### LA CONSEGNA
Prosegui il brano sulle uova usate per produrre i vaccini, ripartendo subito dopo la sua ultima frase.

### BRANO PROPOSTO

======

È per questo che le uova nel camion sono importanti.
Camion, carrello di uova, rampa, stanzone, ritorno, stesso camion, altro carrello. L’addetto continua a portare le uova nel magazzino, ogni vassoio è contrassegnato con numeri e lettere che indicano il giorno di arrivo allo stabilimento e il loro luogo di origine. Sono state prodotte da galline che vivono in pollai giganteschi nel Regno Unito, insieme a un’orda di galli contenti della loro compagnia. I capannoni sono isolati dal resto del mondo e la salute degli animali è controllata periodicamente dai veterinari, che provvedono anche a vaccinarli. Ogni mattina le galline depositano le loro uova fecondate, che vengono raccolte, messe sui carrelli e trasferite dal pollaio allo stabilimento di Liverpool.
Al “Site 4” dove si trattano le uova per produrre i vaccini sono giorni più complicati del solito: la proprietà dello stabilimento è cambiata e ci sono molte cose da sistemare, compresi i pannelli con il logo della nuova società. Novartis, la grande multinazionale che possedeva lo stabilimento, ha ceduto la sua divisione dei vaccini influenzali a CSL, una società di biotecnologie australiana, che a sua volta l’ha costituita in un’azienda controllata che si chiama Seqirus. Novartis si legge come si scrive, per il nuovo marchio è un po’ più complicato: si pronuncia quasi come Shakira, “sechìras”. Il cambiamento del marchio e dell’organizzazione interna della società è avvenuto in corsa, senza che fosse necessario fermare la produzione: l’installazione di un’insegna con il nuovo logo può attendere, i paesi che acquistano ogni anno milioni di dosi di vaccini no.
Le uova restano al freddo nel magazzino per un paio di giorni al massimo, poi altri addetti spostano i carrelli nell’area di lavaggio dove sono rimosse sporcizia e impurità dai gusci, utilizzando macchine che spruzzano acqua clorata, come quella che si trova nelle piscine e che a volte fa bruciare gli occhi. Il processo è automatizzato: la macchina preleva dal carrello – una sorta di scaffale su ruote – un vassoio con oltre cento uova, le fa passare sotto il getto di acqua e al termine dispone il vassoio su un nuovo carrello. Le uova fecondate sembrano quasi lucidate e sono trasferite in una delle decine di incubatrici dello stabilimento, che in un certo senso può essere considerato un’enorme gallina.

======

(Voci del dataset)
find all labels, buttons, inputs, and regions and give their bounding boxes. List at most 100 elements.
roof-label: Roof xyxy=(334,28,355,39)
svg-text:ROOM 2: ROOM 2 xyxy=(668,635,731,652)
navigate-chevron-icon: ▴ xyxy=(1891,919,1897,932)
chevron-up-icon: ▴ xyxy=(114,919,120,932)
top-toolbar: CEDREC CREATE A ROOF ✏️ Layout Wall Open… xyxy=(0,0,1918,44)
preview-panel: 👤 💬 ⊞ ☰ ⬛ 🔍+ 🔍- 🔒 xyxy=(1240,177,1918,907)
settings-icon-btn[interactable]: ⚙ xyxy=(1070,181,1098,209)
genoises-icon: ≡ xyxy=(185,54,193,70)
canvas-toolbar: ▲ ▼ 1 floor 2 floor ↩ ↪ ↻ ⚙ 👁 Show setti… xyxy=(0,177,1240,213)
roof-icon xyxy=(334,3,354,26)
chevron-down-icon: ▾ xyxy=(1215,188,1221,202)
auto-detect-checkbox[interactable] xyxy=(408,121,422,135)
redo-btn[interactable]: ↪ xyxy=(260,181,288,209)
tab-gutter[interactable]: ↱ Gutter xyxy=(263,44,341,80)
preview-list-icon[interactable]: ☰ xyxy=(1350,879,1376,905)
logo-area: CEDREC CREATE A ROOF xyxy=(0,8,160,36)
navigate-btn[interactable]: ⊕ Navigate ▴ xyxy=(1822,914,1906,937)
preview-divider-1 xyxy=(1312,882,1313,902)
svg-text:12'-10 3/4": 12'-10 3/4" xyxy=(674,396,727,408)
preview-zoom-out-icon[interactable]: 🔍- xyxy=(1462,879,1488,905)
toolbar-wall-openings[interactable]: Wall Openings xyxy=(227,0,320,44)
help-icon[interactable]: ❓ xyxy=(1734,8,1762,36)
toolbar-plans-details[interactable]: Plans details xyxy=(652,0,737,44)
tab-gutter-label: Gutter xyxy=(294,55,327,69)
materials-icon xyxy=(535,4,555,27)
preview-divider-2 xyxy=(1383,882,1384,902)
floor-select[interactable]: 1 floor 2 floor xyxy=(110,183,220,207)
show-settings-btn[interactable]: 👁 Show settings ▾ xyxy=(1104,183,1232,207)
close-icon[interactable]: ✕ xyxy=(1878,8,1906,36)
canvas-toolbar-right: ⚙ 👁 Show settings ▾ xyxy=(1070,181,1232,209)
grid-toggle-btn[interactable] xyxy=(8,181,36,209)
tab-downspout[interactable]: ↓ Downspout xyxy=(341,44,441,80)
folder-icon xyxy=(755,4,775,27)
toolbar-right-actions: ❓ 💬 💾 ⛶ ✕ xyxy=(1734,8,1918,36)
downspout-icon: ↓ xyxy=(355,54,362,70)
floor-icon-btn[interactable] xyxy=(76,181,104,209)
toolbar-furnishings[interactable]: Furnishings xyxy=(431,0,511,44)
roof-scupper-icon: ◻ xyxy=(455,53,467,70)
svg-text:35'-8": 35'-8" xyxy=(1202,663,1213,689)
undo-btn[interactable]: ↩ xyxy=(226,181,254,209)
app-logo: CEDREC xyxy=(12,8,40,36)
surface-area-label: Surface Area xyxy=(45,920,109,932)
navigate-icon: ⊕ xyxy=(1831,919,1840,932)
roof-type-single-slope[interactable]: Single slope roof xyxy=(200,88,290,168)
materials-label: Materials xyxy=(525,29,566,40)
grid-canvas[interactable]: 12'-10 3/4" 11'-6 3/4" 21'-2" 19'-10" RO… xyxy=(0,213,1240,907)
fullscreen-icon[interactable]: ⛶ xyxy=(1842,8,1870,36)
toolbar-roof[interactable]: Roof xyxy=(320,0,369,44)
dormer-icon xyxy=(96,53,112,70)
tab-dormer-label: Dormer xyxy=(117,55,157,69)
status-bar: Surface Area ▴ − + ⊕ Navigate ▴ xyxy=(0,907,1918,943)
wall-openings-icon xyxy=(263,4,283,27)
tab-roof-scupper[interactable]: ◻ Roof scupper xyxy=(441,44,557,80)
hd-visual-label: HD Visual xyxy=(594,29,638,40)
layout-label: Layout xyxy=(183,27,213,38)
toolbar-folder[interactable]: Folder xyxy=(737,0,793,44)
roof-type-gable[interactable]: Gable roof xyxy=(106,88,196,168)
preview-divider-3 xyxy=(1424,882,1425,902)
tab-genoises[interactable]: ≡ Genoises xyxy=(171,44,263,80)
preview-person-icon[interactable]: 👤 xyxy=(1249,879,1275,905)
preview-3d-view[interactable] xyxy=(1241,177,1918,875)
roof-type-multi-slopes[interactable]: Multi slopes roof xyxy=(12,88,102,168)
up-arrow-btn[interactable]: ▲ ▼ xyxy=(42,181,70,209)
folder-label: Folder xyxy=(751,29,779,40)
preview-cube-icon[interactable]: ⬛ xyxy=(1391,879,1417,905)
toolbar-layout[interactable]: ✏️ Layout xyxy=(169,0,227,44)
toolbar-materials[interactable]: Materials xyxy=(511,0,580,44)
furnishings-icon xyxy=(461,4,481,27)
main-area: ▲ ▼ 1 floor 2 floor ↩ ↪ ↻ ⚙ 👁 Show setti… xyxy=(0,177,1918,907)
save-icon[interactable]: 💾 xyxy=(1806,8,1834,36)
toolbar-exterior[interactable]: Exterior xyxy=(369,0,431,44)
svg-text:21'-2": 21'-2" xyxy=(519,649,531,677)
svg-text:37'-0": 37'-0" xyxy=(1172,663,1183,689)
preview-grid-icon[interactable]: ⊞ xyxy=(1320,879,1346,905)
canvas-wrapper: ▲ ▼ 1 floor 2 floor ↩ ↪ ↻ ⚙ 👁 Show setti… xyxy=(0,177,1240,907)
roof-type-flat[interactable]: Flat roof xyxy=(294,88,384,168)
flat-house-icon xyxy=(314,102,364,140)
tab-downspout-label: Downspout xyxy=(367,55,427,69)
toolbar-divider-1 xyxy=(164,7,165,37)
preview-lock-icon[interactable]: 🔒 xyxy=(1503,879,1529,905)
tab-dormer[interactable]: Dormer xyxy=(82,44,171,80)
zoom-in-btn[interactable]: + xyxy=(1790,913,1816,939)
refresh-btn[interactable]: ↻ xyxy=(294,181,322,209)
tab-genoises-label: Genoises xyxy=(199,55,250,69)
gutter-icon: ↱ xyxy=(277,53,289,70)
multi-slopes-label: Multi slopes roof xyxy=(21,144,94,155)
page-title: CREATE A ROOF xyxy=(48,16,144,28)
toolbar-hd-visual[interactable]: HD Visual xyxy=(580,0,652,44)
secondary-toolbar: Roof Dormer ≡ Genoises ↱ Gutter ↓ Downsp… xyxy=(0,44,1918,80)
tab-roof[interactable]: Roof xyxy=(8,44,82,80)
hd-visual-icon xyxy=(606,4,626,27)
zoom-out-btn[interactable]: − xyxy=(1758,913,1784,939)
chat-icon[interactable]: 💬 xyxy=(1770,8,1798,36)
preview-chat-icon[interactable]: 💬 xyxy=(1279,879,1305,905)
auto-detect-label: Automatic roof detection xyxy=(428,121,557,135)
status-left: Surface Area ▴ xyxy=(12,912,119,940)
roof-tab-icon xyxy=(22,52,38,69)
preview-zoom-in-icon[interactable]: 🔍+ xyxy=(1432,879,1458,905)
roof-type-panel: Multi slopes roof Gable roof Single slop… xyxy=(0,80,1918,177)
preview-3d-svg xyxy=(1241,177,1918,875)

======

### LA TUA RISPOSTA
L’enorme gallina è una sauna che riproduce le condizioni della cova: l’aria è riscaldata a 37 °C ed è molto umida. Ogni carrello è collegato a una staffa che, come una premurosa chioccia, fa inclinare periodicamente i vassoi che contengono le uova, in modo che le sostanze contenute al loro interno siano ben distribuite e accessibili per la moltiplicazione cellulare. Ci vogliono in media 21 giorni perché un uovo fecondato diventi un pulcino: dopo i primi 11 l’embrione ha assunto una forma riconoscibile, il becco inizia a solidificarsi e si sviluppa il piumaggio. Ed è a questo punto che la chioccia automatica si rivela meno chioccia: smette di scaldare le uova e segnala agli operatori che è tempo di portarle via.
I carrelli sono trasportati all’esterno dell’incubatrice in una stanza dove fa più freddo, per impedire agli embrioni di continuare a svilupparsi. A una decina di giorni dal loro arrivo un macchinario verifica l’effettiva presenza di un embrione vitale all’interno di ogni uovo, scartando quelle in cui non se ne è sviluppato uno. La macchina è accurata, ma per ulteriore sicurezza le uova sono controllate a campione una seconda volta da un’operatrice, che le guarda in controluce con il metodo della “speratura”. Un manubrio con quattro ventose e una lampadina al loro interno viene fatto aderire ai gusci di altrettante uova: la luce illumina il loro interno e si può notare la presenza degli embrioni e di eventuali crepe sul guscio.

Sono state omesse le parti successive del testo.